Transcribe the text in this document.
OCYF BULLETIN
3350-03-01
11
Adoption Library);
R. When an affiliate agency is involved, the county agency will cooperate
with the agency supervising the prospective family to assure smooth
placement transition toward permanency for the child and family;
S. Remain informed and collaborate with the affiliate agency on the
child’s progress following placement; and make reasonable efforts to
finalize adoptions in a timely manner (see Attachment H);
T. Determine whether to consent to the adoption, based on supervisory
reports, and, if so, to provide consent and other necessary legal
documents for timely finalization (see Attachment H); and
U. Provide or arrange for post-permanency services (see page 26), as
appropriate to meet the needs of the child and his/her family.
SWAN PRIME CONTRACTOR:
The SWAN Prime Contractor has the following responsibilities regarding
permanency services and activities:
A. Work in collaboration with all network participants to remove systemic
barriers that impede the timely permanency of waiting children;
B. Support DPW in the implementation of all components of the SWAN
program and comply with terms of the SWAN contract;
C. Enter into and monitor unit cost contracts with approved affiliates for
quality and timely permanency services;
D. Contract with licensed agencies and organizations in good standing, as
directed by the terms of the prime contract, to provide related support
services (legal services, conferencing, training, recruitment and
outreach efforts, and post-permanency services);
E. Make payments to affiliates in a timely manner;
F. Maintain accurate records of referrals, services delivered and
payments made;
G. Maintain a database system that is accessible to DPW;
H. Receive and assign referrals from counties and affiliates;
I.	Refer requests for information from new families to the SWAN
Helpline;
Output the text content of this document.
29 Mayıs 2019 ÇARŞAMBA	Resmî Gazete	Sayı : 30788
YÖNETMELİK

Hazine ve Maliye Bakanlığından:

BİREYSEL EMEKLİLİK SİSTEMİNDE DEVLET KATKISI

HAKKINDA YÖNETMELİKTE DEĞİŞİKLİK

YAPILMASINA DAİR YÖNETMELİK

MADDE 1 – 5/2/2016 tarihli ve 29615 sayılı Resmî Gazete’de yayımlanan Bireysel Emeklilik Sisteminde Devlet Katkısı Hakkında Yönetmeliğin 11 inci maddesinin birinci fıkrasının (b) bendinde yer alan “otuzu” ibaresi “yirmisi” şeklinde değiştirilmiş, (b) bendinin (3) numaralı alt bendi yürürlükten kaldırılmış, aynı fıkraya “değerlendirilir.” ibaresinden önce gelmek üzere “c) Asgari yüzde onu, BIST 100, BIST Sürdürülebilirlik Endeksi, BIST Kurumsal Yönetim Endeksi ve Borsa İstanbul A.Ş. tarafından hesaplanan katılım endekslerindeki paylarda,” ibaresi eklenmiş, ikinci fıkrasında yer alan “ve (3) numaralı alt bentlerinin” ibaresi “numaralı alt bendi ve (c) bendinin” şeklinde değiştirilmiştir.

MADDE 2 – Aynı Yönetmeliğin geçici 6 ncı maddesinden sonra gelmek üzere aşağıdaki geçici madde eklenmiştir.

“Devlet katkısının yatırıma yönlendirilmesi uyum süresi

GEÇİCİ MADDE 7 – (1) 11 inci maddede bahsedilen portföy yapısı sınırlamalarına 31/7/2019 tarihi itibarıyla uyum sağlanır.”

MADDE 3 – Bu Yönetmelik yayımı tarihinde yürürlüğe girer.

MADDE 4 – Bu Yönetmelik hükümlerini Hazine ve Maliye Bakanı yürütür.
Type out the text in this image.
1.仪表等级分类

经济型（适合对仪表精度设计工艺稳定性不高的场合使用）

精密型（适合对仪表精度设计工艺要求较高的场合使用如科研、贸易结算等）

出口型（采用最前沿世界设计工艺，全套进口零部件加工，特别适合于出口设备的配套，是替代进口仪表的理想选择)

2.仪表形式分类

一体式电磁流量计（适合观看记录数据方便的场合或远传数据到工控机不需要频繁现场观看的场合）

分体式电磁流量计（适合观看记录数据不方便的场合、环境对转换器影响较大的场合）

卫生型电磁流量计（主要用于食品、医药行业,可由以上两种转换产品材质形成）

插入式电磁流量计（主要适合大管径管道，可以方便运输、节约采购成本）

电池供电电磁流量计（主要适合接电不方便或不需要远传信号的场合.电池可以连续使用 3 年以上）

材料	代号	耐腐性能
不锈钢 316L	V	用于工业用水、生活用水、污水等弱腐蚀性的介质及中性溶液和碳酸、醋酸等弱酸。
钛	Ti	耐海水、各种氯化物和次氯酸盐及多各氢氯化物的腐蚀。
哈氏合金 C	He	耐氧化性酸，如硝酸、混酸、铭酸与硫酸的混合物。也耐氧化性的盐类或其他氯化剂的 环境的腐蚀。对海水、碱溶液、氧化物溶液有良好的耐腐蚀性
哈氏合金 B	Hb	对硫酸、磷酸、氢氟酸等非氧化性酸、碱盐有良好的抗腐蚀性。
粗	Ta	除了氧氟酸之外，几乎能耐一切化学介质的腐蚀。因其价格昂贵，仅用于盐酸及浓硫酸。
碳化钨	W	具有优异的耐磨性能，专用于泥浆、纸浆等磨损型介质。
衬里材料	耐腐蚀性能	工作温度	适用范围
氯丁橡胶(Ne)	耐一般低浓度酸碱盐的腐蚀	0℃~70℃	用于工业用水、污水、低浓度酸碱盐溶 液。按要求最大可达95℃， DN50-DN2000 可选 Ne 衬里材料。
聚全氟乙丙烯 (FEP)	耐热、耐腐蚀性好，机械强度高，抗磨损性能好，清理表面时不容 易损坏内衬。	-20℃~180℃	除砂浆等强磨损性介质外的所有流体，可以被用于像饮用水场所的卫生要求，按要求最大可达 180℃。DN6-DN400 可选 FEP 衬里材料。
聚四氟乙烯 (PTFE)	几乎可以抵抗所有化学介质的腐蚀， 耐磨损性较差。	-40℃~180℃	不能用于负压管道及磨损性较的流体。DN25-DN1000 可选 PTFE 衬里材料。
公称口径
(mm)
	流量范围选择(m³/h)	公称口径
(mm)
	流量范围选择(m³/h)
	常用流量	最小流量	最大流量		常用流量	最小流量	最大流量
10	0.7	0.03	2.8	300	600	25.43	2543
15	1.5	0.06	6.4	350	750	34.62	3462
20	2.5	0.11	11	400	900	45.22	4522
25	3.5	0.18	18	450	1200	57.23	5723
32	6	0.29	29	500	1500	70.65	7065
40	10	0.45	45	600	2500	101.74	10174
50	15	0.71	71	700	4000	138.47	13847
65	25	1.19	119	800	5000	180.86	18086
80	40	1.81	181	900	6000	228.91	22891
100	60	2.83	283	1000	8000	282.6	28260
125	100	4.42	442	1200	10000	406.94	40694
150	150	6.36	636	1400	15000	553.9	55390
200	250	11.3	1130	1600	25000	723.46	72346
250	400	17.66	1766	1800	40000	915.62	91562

------------------------------------------------------------

▸ **Do this**
Word for word, restate all of the data shown above.

▸ **Result below**
Transcribe the text in this document.
OCYF BULLETIN
3350-03-01
11
Adoption Library);
R. When an affiliate agency is involved, the county agency will cooperate
with the agency supervising the prospective family to assure smooth
placement transition toward permanency for the child and family;
S. Remain informed and collaborate with the affiliate agency on the
child’s progress following placement; and make reasonable efforts to
finalize adoptions in a timely manner (see Attachment H);
T. Determine whether to consent to the adoption, based on supervisory
reports, and, if so, to provide consent and other necessary legal
documents for timely finalization (see Attachment H); and
U. Provide or arrange for post-permanency services (see page 26), as
appropriate to meet the needs of the child and his/her family.
SWAN PRIME CONTRACTOR:
The SWAN Prime Contractor has the following responsibilities regarding
permanency services and activities:
A. Work in collaboration with all network participants to remove systemic
barriers that impede the timely permanency of waiting children;
B. Support DPW in the implementation of all components of the SWAN
program and comply with terms of the SWAN contract;
C. Enter into and monitor unit cost contracts with approved affiliates for
quality and timely permanency services;
D. Contract with licensed agencies and organizations in good standing, as
directed by the terms of the prime contract, to provide related support
services (legal services, conferencing, training, recruitment and
outreach efforts, and post-permanency services);
E. Make payments to affiliates in a timely manner;
F. Maintain accurate records of referrals, services delivered and
payments made;
G. Maintain a database system that is accessible to DPW;
H. Receive and assign referrals from counties and affiliates;
I.	Refer requests for information from new families to the SWAN
Helpline;
Output the text content of this document.
29 Mayıs 2019 ÇARŞAMBA	Resmî Gazete	Sayı : 30788
YÖNETMELİK

Hazine ve Maliye Bakanlığından:

BİREYSEL EMEKLİLİK SİSTEMİNDE DEVLET KATKISI

HAKKINDA YÖNETMELİKTE DEĞİŞİKLİK

YAPILMASINA DAİR YÖNETMELİK

MADDE 1 – 5/2/2016 tarihli ve 29615 sayılı Resmî Gazete’de yayımlanan Bireysel Emeklilik Sisteminde Devlet Katkısı Hakkında Yönetmeliğin 11 inci maddesinin birinci fıkrasının (b) bendinde yer alan “otuzu” ibaresi “yirmisi” şeklinde değiştirilmiş, (b) bendinin (3) numaralı alt bendi yürürlükten kaldırılmış, aynı fıkraya “değerlendirilir.” ibaresinden önce gelmek üzere “c) Asgari yüzde onu, BIST 100, BIST Sürdürülebilirlik Endeksi, BIST Kurumsal Yönetim Endeksi ve Borsa İstanbul A.Ş. tarafından hesaplanan katılım endekslerindeki paylarda,” ibaresi eklenmiş, ikinci fıkrasında yer alan “ve (3) numaralı alt bentlerinin” ibaresi “numaralı alt bendi ve (c) bendinin” şeklinde değiştirilmiştir.

MADDE 2 – Aynı Yönetmeliğin geçici 6 ncı maddesinden sonra gelmek üzere aşağıdaki geçici madde eklenmiştir.

“Devlet katkısının yatırıma yönlendirilmesi uyum süresi

GEÇİCİ MADDE 7 – (1) 11 inci maddede bahsedilen portföy yapısı sınırlamalarına 31/7/2019 tarihi itibarıyla uyum sağlanır.”

MADDE 3 – Bu Yönetmelik yayımı tarihinde yürürlüğe girer.

MADDE 4 – Bu Yönetmelik hükümlerini Hazine ve Maliye Bakanı yürütür.
Type out the text in this image.
1.仪表等级分类

经济型（适合对仪表精度设计工艺稳定性不高的场合使用）

精密型（适合对仪表精度设计工艺要求较高的场合使用如科研、贸易结算等）

出口型（采用最前沿世界设计工艺，全套进口零部件加工，特别适合于出口设备的配套，是替代进口仪表的理想选择)

2.仪表形式分类

一体式电磁流量计（适合观看记录数据方便的场合或远传数据到工控机不需要频繁现场观看的场合）

分体式电磁流量计（适合观看记录数据不方便的场合、环境对转换器影响较大的场合）

卫生型电磁流量计（主要用于食品、医药行业,可由以上两种转换产品材质形成）

插入式电磁流量计（主要适合大管径管道，可以方便运输、节约采购成本）

电池供电电磁流量计（主要适合接电不方便或不需要远传信号的场合.电池可以连续使用 3 年以上）

材料	代号	耐腐性能
不锈钢 316L	V	用于工业用水、生活用水、污水等弱腐蚀性的介质及中性溶液和碳酸、醋酸等弱酸。
钛	Ti	耐海水、各种氯化物和次氯酸盐及多各氢氯化物的腐蚀。
哈氏合金 C	He	耐氧化性酸，如硝酸、混酸、铭酸与硫酸的混合物。也耐氧化性的盐类或其他氯化剂的 环境的腐蚀。对海水、碱溶液、氧化物溶液有良好的耐腐蚀性
哈氏合金 B	Hb	对硫酸、磷酸、氢氟酸等非氧化性酸、碱盐有良好的抗腐蚀性。
粗	Ta	除了氧氟酸之外，几乎能耐一切化学介质的腐蚀。因其价格昂贵，仅用于盐酸及浓硫酸。
碳化钨	W	具有优异的耐磨性能，专用于泥浆、纸浆等磨损型介质。
衬里材料	耐腐蚀性能	工作温度	适用范围
氯丁橡胶(Ne)	耐一般低浓度酸碱盐的腐蚀	0℃~70℃	用于工业用水、污水、低浓度酸碱盐溶 液。按要求最大可达95℃， DN50-DN2000 可选 Ne 衬里材料。
聚全氟乙丙烯 (FEP)	耐热、耐腐蚀性好，机械强度高，抗磨损性能好，清理表面时不容 易损坏内衬。	-20℃~180℃	除砂浆等强磨损性介质外的所有流体，可以被用于像饮用水场所的卫生要求，按要求最大可达 180℃。DN6-DN400 可选 FEP 衬里材料。
聚四氟乙烯 (PTFE)	几乎可以抵抗所有化学介质的腐蚀， 耐磨损性较差。	-40℃~180℃	不能用于负压管道及磨损性较的流体。DN25-DN1000 可选 PTFE 衬里材料。
公称口径
(mm)
	流量范围选择(m³/h)	公称口径
(mm)
	流量范围选择(m³/h)
	常用流量	最小流量	最大流量		常用流量	最小流量	最大流量
10	0.7	0.03	2.8	300	600	25.43	2543
15	1.5	0.06	6.4	350	750	34.62	3462
20	2.5	0.11	11	400	900	45.22	4522
25	3.5	0.18	18	450	1200	57.23	5723
32	6	0.29	29	500	1500	70.65	7065
40	10	0.45	45	600	2500	101.74	10174
50	15	0.71	71	700	4000	138.47	13847
65	25	1.19	119	800	5000	180.86	18086
80	40	1.81	181	900	6000	228.91	22891
100	60	2.83	283	1000	8000	282.6	28260
125	100	4.42	442	1200	10000	406.94	40694
150	150	6.36	636	1400	15000	553.9	55390
200	250	11.3	1130	1600	25000	723.46	72346
250	400	17.66	1766	1800	40000	915.62	91562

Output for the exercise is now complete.